» **Problem to work on**
Return the whole listing exactly as it stands.

» **Input rows**

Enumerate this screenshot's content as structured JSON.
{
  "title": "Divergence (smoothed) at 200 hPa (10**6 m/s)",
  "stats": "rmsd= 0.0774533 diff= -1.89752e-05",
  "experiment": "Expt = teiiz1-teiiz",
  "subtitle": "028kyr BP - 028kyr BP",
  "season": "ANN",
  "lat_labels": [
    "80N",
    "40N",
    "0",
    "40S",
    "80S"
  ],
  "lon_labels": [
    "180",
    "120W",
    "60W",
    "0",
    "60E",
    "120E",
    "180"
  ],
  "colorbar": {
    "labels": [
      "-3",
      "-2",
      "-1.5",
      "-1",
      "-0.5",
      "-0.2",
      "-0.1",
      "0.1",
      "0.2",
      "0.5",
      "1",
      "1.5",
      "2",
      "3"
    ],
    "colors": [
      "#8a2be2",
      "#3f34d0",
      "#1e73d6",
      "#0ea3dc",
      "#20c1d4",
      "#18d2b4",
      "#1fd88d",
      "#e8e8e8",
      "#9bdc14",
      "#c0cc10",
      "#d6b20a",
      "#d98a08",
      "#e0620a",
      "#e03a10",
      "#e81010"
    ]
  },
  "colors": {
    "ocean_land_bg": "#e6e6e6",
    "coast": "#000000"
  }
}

» **Answer to this problem**
Enumerate this screenshot's content as structured JSON.
{
  "title": "Divergence (smoothed) at 200 hPa (10**6 m/s)",
  "stats": "rmsd= 0.0774533 diff= -1.89752e-05",
  "experiment": "Expt = teiiz1-teiiz",
  "subtitle": "028kyr BP - 028kyr BP",
  "season": "ANN",
  "lat_labels": [
    "80N",
    "40N",
    "0",
    "40S",
    "80S"
  ],
  "lon_labels": [
    "180",
    "120W",
    "60W",
    "0",
    "60E",
    "120E",
    "180"
  ],
  "colorbar": {
    "labels": [
      "-3",
      "-2",
      "-1.5",
      "-1",
      "-0.5",
      "-0.2",
      "-0.1",
      "0.1",
      "0.2",
      "0.5",
      "1",
      "1.5",
      "2",
      "3"
    ],
    "colors": [
      "#8a2be2",
      "#3f34d0",
      "#1e73d6",
      "#0ea3dc",
      "#20c1d4",
      "#18d2b4",
      "#1fd88d",
      "#e8e8e8",
      "#9bdc14",
      "#c0cc10",
      "#d6b20a",
      "#d98a08",
      "#e0620a",
      "#e03a10",
      "#e81010"
    ]
  },
  "colors": {
    "ocean_land_bg": "#e6e6e6",
    "coast": "#000000"
  }
}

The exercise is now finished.